WHAT NEEDS TO BE DONE >> Track down the lines that contain "placeholder" and copy them.

Dataset records >>
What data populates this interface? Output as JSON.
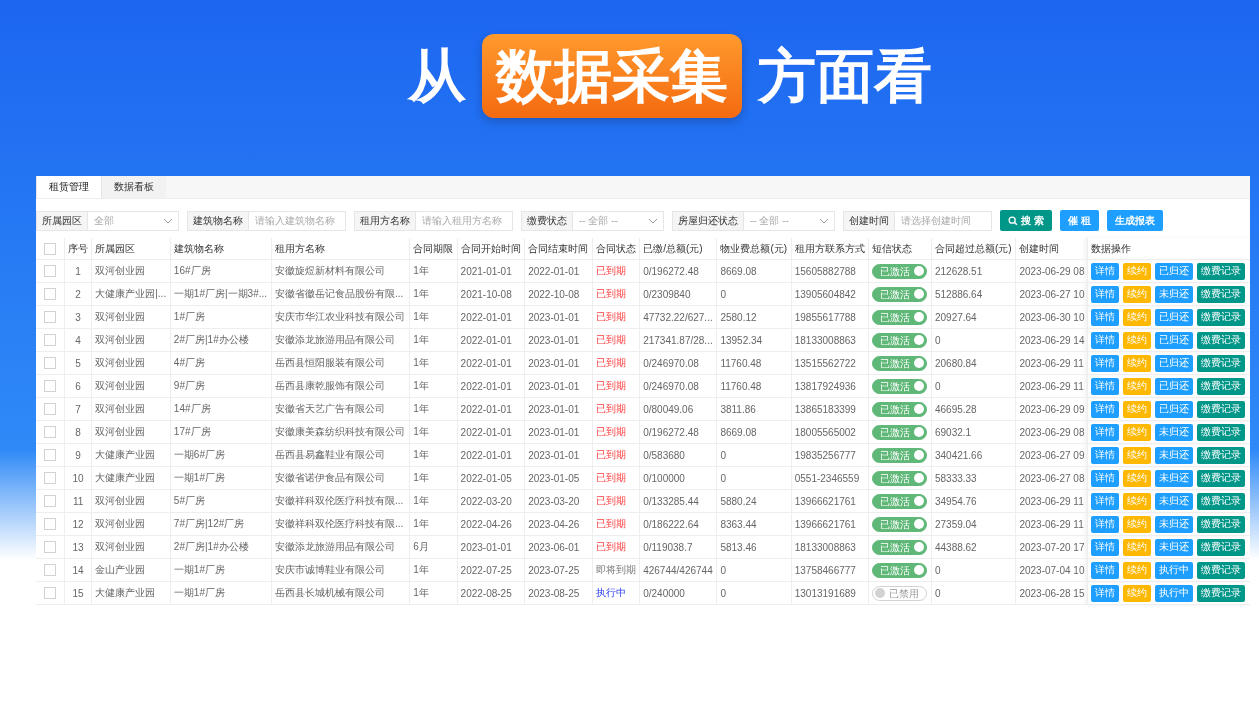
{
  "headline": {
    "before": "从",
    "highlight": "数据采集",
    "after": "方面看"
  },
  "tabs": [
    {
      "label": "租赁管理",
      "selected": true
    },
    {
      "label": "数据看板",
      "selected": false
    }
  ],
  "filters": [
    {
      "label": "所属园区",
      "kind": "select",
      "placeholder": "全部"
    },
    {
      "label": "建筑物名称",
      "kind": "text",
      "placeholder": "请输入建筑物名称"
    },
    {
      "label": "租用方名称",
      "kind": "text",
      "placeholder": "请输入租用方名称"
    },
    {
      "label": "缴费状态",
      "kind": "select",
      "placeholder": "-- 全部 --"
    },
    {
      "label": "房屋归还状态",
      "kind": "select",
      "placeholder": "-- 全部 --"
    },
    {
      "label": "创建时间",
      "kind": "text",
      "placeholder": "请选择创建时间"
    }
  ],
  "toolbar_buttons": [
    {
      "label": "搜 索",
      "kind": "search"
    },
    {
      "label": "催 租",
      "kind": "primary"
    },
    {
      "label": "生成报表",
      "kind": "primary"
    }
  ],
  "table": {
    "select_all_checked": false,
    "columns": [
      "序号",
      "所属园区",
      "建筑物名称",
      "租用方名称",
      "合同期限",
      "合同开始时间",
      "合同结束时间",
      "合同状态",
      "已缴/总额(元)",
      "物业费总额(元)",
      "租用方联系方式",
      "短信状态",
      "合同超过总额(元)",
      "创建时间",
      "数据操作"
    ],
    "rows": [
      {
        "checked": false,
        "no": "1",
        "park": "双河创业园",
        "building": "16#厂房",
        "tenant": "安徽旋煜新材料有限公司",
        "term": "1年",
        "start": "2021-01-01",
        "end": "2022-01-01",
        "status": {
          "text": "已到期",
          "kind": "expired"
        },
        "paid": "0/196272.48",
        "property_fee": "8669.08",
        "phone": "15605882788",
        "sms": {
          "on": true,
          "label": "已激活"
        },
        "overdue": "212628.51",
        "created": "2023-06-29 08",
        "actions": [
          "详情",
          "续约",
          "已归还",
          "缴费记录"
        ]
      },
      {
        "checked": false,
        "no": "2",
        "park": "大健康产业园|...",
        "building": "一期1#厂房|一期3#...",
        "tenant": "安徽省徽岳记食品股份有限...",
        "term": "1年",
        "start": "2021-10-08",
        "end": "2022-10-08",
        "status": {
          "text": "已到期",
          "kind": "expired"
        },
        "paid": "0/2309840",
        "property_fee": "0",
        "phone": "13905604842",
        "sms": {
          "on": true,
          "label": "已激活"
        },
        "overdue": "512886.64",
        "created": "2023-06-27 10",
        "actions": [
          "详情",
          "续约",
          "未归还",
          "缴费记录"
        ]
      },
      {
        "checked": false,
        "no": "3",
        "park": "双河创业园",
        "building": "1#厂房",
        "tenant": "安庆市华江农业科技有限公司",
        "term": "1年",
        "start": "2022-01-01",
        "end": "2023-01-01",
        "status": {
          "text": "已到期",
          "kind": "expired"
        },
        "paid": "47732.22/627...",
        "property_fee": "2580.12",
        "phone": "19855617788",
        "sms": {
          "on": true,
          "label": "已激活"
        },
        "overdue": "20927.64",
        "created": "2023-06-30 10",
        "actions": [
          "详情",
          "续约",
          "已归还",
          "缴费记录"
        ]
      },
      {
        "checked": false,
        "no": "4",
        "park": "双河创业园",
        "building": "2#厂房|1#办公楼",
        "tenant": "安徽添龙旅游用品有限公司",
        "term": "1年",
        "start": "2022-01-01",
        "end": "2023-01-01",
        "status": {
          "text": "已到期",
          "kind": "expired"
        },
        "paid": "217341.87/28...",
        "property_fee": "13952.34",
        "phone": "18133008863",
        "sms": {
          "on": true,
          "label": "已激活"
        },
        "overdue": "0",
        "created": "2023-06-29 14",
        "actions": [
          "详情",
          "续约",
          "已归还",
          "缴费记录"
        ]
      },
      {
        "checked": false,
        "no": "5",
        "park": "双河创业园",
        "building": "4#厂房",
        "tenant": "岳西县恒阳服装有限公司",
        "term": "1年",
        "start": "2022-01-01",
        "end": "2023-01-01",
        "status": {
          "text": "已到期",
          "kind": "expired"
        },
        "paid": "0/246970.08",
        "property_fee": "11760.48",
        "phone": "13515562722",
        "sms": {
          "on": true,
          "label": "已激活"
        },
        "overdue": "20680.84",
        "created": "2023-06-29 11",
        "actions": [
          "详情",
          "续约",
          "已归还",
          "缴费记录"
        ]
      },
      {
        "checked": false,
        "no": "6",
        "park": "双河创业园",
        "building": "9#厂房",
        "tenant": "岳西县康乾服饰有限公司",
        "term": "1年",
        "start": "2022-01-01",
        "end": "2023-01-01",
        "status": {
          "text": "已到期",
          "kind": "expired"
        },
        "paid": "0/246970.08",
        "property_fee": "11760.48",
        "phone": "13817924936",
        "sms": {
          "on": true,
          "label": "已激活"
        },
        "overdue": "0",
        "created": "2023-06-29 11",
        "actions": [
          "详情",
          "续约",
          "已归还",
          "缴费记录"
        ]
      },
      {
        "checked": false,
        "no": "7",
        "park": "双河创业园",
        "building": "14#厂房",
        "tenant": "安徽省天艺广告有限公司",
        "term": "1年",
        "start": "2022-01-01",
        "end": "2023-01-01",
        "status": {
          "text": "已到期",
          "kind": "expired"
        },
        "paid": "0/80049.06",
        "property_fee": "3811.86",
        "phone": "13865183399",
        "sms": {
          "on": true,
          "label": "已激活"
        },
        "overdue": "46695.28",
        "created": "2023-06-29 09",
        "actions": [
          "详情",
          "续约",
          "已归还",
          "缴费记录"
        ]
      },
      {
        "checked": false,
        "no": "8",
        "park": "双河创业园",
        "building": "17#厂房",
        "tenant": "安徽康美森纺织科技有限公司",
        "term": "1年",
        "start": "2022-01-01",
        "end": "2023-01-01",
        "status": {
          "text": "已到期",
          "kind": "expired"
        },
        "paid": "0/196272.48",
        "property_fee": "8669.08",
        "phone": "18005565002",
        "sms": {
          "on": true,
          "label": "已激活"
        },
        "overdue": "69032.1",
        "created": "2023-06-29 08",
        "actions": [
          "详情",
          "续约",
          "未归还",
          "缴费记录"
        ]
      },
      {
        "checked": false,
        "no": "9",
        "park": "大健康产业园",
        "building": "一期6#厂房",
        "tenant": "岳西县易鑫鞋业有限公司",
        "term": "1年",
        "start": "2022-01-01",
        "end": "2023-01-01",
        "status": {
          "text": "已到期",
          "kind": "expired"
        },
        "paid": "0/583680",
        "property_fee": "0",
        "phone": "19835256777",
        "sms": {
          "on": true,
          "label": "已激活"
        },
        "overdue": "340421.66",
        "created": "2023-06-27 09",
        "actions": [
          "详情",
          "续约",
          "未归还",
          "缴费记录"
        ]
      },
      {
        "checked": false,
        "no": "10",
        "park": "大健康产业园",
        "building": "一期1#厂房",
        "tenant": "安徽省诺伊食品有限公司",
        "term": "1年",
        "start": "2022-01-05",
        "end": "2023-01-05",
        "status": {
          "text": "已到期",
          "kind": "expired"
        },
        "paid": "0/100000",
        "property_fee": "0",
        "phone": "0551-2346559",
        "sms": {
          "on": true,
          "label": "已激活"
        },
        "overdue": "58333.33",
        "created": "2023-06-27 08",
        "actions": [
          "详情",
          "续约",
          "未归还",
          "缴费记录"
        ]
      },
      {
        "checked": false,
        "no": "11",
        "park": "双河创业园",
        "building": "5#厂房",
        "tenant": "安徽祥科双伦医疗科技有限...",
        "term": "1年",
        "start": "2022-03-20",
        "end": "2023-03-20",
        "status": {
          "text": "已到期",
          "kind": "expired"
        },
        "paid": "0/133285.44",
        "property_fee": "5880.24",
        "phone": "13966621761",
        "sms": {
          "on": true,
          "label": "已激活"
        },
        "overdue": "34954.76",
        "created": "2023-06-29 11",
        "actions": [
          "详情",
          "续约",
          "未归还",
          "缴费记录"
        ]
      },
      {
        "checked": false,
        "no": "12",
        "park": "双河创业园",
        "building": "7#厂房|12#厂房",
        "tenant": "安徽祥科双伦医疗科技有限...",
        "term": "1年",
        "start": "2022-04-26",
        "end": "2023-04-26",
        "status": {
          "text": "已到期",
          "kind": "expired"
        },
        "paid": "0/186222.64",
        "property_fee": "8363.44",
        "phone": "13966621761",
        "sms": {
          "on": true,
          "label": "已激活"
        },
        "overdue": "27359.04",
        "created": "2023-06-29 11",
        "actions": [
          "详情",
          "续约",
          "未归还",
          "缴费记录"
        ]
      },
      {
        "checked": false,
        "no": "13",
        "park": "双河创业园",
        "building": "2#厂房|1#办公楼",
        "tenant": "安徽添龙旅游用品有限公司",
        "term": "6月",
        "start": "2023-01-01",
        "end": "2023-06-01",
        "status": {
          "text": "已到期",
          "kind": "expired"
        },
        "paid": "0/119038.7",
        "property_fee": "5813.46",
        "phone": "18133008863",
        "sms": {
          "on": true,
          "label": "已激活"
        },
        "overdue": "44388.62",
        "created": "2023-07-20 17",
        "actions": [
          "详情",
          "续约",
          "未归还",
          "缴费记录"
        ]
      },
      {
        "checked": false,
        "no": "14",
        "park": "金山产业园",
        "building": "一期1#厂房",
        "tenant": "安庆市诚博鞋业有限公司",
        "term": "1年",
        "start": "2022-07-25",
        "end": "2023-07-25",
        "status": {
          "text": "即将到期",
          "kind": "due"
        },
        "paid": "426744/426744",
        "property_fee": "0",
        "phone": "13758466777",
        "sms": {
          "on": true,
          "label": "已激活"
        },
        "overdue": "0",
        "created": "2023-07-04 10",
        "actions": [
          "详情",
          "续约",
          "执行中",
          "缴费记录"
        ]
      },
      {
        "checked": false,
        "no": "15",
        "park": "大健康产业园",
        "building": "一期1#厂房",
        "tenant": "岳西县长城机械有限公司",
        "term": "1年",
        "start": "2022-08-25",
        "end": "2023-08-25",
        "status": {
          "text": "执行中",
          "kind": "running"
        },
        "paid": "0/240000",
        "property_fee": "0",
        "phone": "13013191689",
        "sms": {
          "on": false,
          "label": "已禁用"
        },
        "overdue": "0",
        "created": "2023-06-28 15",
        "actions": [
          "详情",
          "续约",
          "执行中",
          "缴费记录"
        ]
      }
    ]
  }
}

COMPLETE OUTPUT >>
      "placeholder": "全部"
      "placeholder": "请输入建筑物名称"
      "placeholder": "请输入租用方名称"
      "placeholder": "-- 全部 --"
      "placeholder": "-- 全部 --"
      "placeholder": "请选择创建时间"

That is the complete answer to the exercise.